> [SOURCE DOCUMENT]:

Shoshone National Forest
Located in northwest Wyoming, the Shoshone National Forest is known for its diverse landscapes including plains, mountains, forests, and canyons. It's 2.5 million acres, with over half being designated Wilderness, offer immense recreation opportunities.
- The Shoshone National Forest is located in Wyoming, bordering Yellowstone National Park
- Offers a diverse ecosystem with plains, canyons, forests, and mountains
- Over half of this forest is designated Wilderness
- Recreational activities include fishing, hiking, camping, scenic drives and snowmobiling
- First U.S. National Forest
The Shoshone National Forest of Wyoming is part of the Greater Yellowstone Ecosystem, encompassing diverse natural features including brush planes and rocky canyons, as well as snow-capped peaks and dense spruce forests. More than half of the Shoshone is designated as Wilderness, making it the ideal location for recreational activities, including fishing, camping, hiking, scenic drives, and snowmobiling.

> [MATERIAL]:
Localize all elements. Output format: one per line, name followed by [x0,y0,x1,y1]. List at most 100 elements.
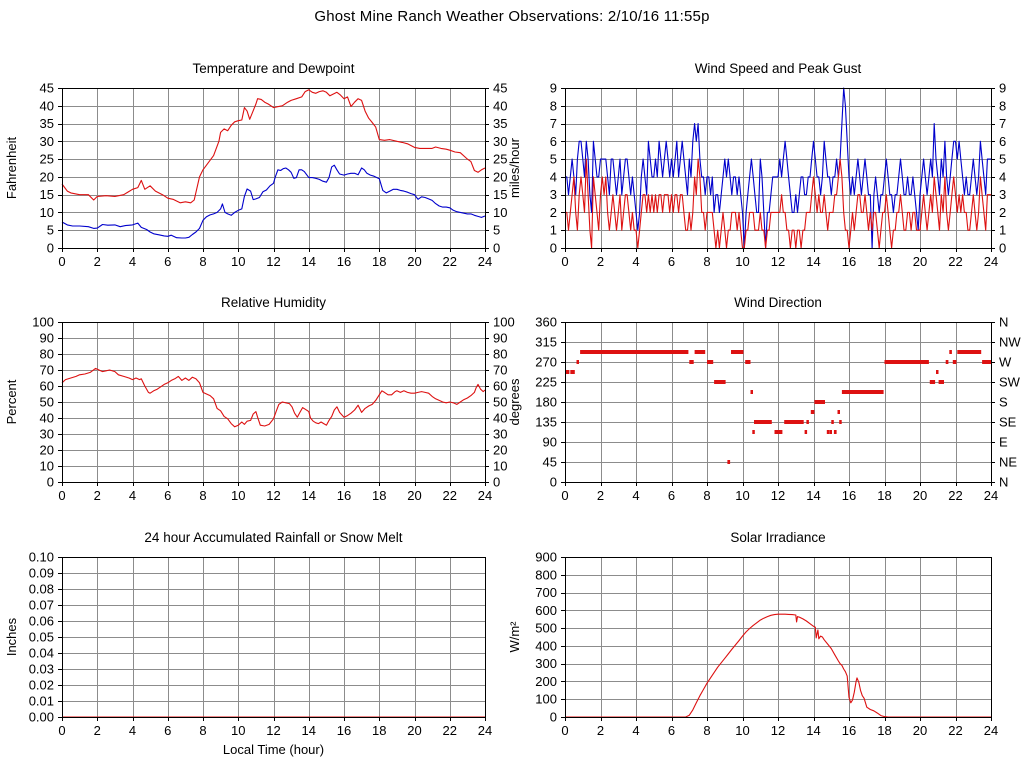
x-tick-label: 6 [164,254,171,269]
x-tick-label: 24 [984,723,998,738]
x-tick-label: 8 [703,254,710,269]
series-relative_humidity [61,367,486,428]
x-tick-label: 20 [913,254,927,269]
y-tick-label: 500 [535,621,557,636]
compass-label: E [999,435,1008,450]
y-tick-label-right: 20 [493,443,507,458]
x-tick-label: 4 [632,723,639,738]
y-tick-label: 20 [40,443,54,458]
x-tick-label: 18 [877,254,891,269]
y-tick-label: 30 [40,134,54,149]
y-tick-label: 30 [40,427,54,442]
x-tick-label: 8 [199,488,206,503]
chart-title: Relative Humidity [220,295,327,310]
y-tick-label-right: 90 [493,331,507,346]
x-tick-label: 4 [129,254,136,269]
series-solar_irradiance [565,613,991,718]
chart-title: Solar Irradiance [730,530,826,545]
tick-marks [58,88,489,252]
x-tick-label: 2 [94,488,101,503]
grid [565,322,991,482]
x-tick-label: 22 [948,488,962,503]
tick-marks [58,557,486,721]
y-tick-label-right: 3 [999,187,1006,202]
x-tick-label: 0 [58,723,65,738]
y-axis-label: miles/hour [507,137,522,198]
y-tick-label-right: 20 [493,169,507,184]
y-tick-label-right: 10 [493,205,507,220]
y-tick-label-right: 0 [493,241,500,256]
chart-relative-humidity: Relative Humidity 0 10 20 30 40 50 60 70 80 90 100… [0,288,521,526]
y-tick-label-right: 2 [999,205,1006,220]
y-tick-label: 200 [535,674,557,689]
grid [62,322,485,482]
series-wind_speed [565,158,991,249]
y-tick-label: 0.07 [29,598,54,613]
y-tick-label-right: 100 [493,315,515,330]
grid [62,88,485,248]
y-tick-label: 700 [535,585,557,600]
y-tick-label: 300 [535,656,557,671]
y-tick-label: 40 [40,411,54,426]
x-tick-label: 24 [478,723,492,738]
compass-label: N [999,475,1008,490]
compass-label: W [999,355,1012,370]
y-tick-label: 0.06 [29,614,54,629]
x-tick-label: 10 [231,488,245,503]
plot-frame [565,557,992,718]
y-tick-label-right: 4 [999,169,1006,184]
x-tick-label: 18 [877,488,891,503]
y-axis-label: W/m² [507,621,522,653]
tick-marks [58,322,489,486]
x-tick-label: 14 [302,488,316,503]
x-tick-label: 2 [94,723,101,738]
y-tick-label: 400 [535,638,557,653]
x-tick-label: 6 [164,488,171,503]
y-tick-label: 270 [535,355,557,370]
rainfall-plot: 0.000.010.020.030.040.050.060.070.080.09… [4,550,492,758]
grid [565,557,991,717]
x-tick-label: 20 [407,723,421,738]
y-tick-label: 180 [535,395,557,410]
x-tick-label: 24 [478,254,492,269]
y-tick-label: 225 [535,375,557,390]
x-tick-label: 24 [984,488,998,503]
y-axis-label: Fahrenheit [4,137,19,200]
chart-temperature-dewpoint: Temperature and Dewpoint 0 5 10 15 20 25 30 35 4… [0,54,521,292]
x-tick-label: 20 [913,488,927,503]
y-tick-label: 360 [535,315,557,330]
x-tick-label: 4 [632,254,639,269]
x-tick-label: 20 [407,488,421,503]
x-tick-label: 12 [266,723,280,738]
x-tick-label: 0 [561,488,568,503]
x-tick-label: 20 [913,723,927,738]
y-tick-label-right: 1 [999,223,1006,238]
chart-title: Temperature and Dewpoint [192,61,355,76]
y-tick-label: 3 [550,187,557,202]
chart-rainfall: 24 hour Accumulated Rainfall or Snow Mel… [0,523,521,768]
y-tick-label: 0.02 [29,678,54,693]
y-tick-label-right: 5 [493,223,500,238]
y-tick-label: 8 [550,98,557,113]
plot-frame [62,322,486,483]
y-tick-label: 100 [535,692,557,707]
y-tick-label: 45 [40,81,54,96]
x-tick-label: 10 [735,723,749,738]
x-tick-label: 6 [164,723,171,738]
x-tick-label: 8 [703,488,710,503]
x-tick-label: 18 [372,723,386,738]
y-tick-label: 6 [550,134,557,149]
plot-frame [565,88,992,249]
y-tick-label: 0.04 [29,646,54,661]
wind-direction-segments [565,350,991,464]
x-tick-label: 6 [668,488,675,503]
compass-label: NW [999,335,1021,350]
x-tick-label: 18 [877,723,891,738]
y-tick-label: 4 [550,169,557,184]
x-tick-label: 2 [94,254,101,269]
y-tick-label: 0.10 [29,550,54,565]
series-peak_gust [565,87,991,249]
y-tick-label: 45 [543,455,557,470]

> [TASKS AND EXERCISES]:
A: Based on the Shoshone National Forest text, answer yes or no for each statement, and quote the words from the text that settle it.
(i) The forest borders Yellowstone National Park.
(ii) Less than half of the forest is designated Wilderness.
(iii) The forest lies in southeast Wyoming.
B: According to the Shoshone National Forest text, what larger ecosystem is the forest part of?
C: Rewrite the stretch of the Shoshone National Forest text from "- The Shoshone" through "drives, and snowmobiling.", swapping "snowmobiling" for "cross-country skiing".

> [FULL ANSWERS]:
A:
(i) Yes: "bordering Yellowstone National Park"
(ii) No: "Over half of this forest is designated Wilderness"
(iii) No: "Located in northwest Wyoming"

B: The Greater Yellowstone Ecosystem.

C:
- The Shoshone National Forest is located in Wyoming, bordering Yellowstone National Park
- Offers a diverse ecosystem with plains, canyons, forests, and mountains
- Over half of this forest is designated Wilderness
- Recreational activities include fishing, hiking, camping, scenic drives and cross-country skiing
- First U.S. National Forest
The Shoshone National Forest of Wyoming is part of the Greater Yellowstone Ecosystem, encompassing diverse natural features including brush planes and rocky canyons, as well as snow-capped peaks and dense spruce forests. More than half of the Shoshone is designated as Wilderness, making it the ideal location for recreational activities, including fishing, camping, hiking, scenic drives, and cross-country skiing.